**The exercise:** Each line below must be set down exactly; omit any image you find.

#### Source data ####

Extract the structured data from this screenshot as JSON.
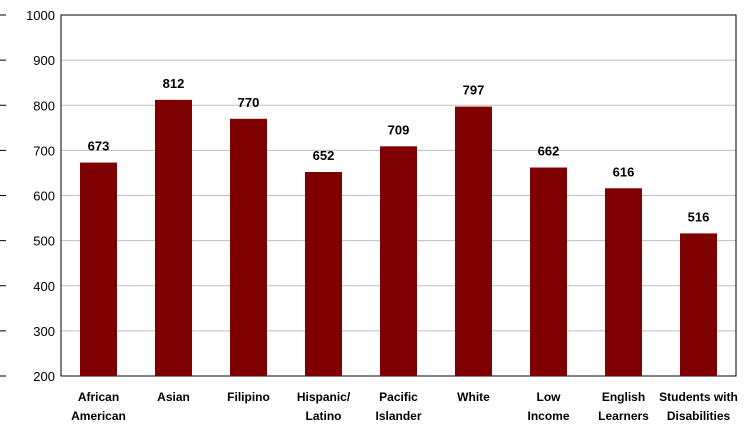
{
  "chart_data": {
    "type": "bar",
    "categories": [
      [
        "African",
        "American"
      ],
      [
        "Asian"
      ],
      [
        "Filipino"
      ],
      [
        "Hispanic/",
        "Latino"
      ],
      [
        "Pacific",
        "Islander"
      ],
      [
        "White"
      ],
      [
        "Low",
        "Income"
      ],
      [
        "English",
        "Learners"
      ],
      [
        "Students with",
        "Disabilities"
      ]
    ],
    "values": [
      673,
      812,
      770,
      652,
      709,
      797,
      662,
      616,
      516
    ],
    "ylim": [
      200,
      1000
    ],
    "yticks": [
      200,
      300,
      400,
      500,
      600,
      700,
      800,
      900,
      1000
    ],
    "bar_color": "#7f0000",
    "grid": true,
    "legend": "none"
  }
}
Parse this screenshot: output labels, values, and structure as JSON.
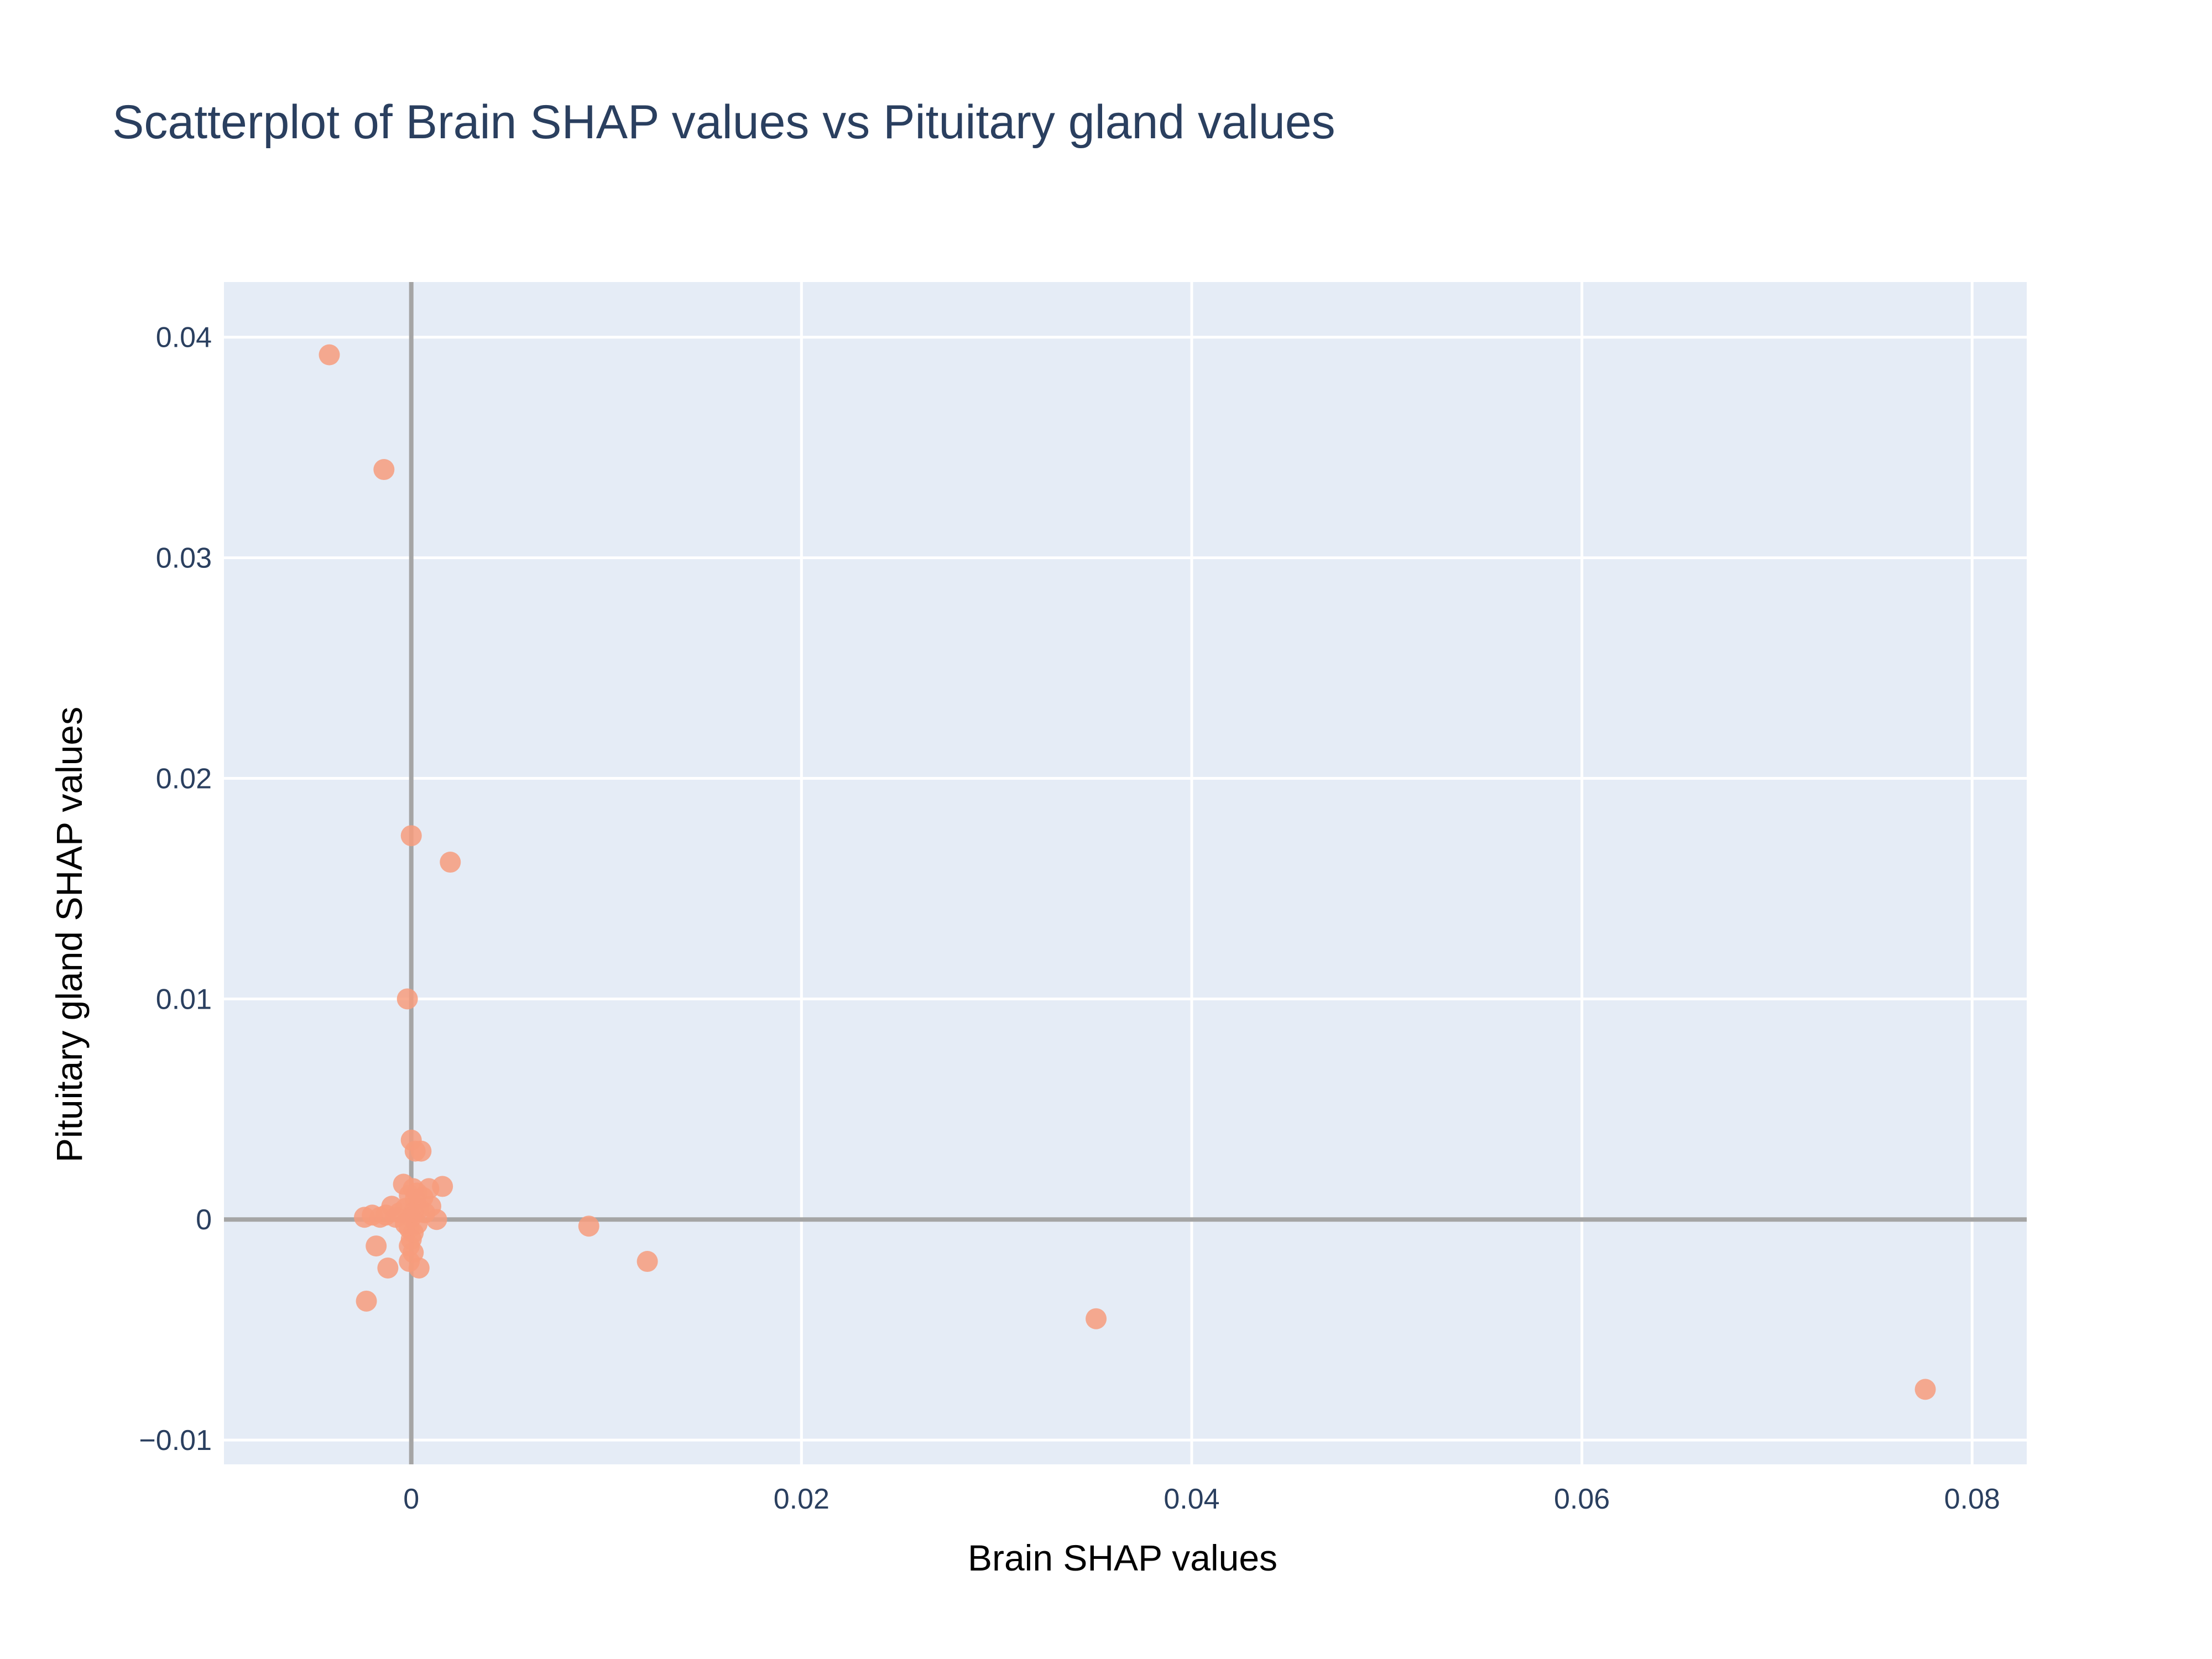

####

**Correct answer:**
Extract the structured data from this screenshot as JSON.
{
  "chart_data": {
    "type": "bar",
    "categories": [
      [
        "African",
        "American"
      ],
      [
        "Asian"
      ],
      [
        "Filipino"
      ],
      [
        "Hispanic/",
        "Latino"
      ],
      [
        "Pacific",
        "Islander"
      ],
      [
        "White"
      ],
      [
        "Low",
        "Income"
      ],
      [
        "English",
        "Learners"
      ],
      [
        "Students with",
        "Disabilities"
      ]
    ],
    "values": [
      673,
      812,
      770,
      652,
      709,
      797,
      662,
      616,
      516
    ],
    "ylim": [
      200,
      1000
    ],
    "yticks": [
      200,
      300,
      400,
      500,
      600,
      700,
      800,
      900,
      1000
    ],
    "bar_color": "#7f0000",
    "grid": true,
    "legend": "none"
  }
}
Parse this screenshot: output labels, values, and structure as JSON.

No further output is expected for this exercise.